Challenge = Each entry here needs to be set down again exactly, please; pictures are left out.

[Data entries]

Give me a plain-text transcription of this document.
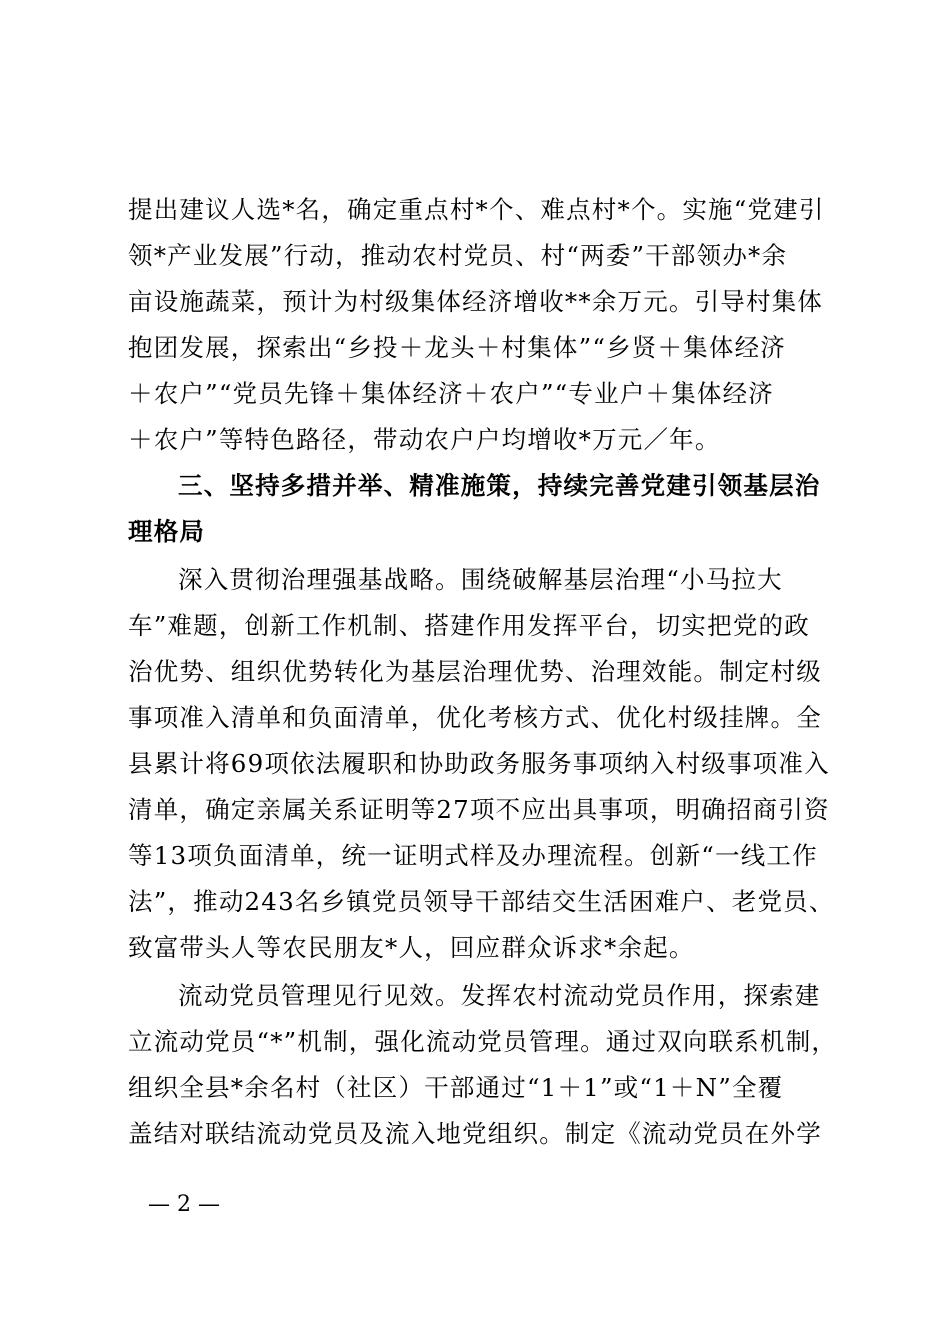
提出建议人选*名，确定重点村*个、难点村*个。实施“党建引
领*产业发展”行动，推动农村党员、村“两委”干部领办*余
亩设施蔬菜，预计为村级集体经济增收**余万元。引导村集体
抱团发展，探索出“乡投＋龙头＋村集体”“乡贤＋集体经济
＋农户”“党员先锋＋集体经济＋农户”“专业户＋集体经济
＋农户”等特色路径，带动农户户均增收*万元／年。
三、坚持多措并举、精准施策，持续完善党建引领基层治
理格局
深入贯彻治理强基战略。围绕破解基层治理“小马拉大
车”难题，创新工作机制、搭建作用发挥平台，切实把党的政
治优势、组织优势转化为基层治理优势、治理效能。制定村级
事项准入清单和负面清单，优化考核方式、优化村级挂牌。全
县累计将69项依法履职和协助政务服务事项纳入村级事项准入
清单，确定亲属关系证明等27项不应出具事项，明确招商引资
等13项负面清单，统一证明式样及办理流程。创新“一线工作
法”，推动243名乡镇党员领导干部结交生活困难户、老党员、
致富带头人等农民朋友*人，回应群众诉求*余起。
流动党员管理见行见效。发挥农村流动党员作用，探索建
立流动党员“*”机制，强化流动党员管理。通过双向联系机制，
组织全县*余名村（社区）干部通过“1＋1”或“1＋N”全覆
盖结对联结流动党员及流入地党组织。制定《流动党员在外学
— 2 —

Answer to the task =
Give me a plain-text transcription of this document.
提出建议人选*名，确定重点村*个、难点村*个。实施“党建引
领*产业发展”行动，推动农村党员、村“两委”干部领办*余
亩设施蔬菜，预计为村级集体经济增收**余万元。引导村集体
抱团发展，探索出“乡投＋龙头＋村集体”“乡贤＋集体经济
＋农户”“党员先锋＋集体经济＋农户”“专业户＋集体经济
＋农户”等特色路径，带动农户户均增收*万元／年。
三、坚持多措并举、精准施策，持续完善党建引领基层治
理格局
深入贯彻治理强基战略。围绕破解基层治理“小马拉大
车”难题，创新工作机制、搭建作用发挥平台，切实把党的政
治优势、组织优势转化为基层治理优势、治理效能。制定村级
事项准入清单和负面清单，优化考核方式、优化村级挂牌。全
县累计将69项依法履职和协助政务服务事项纳入村级事项准入
清单，确定亲属关系证明等27项不应出具事项，明确招商引资
等13项负面清单，统一证明式样及办理流程。创新“一线工作
法”，推动243名乡镇党员领导干部结交生活困难户、老党员、
致富带头人等农民朋友*人，回应群众诉求*余起。
流动党员管理见行见效。发挥农村流动党员作用，探索建
立流动党员“*”机制，强化流动党员管理。通过双向联系机制，
组织全县*余名村（社区）干部通过“1＋1”或“1＋N”全覆
盖结对联结流动党员及流入地党组织。制定《流动党员在外学
— 2 —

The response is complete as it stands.